**What you need to do:** Which lines have the string "gradient"? Copy all of them from the entries below.
<<<<
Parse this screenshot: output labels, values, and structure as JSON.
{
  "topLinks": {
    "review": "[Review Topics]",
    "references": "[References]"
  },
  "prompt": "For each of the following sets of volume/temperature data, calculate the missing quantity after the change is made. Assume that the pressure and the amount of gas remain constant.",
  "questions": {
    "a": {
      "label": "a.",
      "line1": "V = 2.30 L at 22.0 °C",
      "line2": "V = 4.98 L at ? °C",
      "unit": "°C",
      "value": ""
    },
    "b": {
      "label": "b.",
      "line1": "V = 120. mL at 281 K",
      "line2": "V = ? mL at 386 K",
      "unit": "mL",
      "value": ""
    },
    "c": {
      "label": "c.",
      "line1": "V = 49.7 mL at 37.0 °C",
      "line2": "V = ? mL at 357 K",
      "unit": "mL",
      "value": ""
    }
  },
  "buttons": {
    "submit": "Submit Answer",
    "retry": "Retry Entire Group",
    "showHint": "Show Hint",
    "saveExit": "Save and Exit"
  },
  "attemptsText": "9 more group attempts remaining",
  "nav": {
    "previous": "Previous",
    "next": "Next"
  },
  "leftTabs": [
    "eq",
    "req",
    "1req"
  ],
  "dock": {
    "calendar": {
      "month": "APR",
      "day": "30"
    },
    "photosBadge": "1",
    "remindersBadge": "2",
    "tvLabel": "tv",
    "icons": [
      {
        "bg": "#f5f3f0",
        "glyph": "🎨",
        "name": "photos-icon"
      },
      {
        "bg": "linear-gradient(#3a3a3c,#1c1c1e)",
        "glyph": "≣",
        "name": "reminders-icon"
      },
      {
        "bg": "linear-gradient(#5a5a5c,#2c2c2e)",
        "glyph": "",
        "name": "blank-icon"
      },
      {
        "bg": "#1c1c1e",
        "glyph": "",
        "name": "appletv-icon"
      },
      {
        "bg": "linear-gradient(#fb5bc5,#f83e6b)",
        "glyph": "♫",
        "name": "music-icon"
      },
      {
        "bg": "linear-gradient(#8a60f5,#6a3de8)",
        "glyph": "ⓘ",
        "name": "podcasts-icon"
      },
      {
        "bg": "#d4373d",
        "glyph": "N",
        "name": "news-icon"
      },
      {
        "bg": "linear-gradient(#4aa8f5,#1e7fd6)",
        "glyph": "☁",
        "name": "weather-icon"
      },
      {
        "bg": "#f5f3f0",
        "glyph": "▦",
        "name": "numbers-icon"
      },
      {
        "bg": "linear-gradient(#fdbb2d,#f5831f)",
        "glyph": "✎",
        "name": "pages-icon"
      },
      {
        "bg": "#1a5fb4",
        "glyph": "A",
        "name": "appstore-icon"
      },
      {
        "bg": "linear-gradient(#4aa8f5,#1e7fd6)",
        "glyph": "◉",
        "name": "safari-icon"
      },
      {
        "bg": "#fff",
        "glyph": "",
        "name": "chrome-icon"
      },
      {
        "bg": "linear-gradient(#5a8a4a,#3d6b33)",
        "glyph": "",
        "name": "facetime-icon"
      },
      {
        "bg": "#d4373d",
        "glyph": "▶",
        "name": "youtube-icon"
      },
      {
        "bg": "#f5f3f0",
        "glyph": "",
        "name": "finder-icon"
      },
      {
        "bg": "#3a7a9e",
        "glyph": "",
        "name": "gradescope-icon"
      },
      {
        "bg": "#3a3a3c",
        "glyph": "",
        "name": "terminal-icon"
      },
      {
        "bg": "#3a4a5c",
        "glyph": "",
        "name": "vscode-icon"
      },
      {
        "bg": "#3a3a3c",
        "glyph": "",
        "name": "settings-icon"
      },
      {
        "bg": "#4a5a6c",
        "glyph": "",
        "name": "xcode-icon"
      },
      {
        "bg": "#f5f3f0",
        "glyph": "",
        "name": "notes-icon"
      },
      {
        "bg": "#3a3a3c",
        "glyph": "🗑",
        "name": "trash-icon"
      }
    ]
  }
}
>>>>
**Response below:**
        "bg": "linear-gradient(#3a3a3c,#1c1c1e)",
        "bg": "linear-gradient(#5a5a5c,#2c2c2e)",
        "bg": "linear-gradient(#fb5bc5,#f83e6b)",
        "bg": "linear-gradient(#8a60f5,#6a3de8)",
        "bg": "linear-gradient(#4aa8f5,#1e7fd6)",
        "bg": "linear-gradient(#fdbb2d,#f5831f)",
        "bg": "linear-gradient(#4aa8f5,#1e7fd6)",
        "bg": "linear-gradient(#5a8a4a,#3d6b33)",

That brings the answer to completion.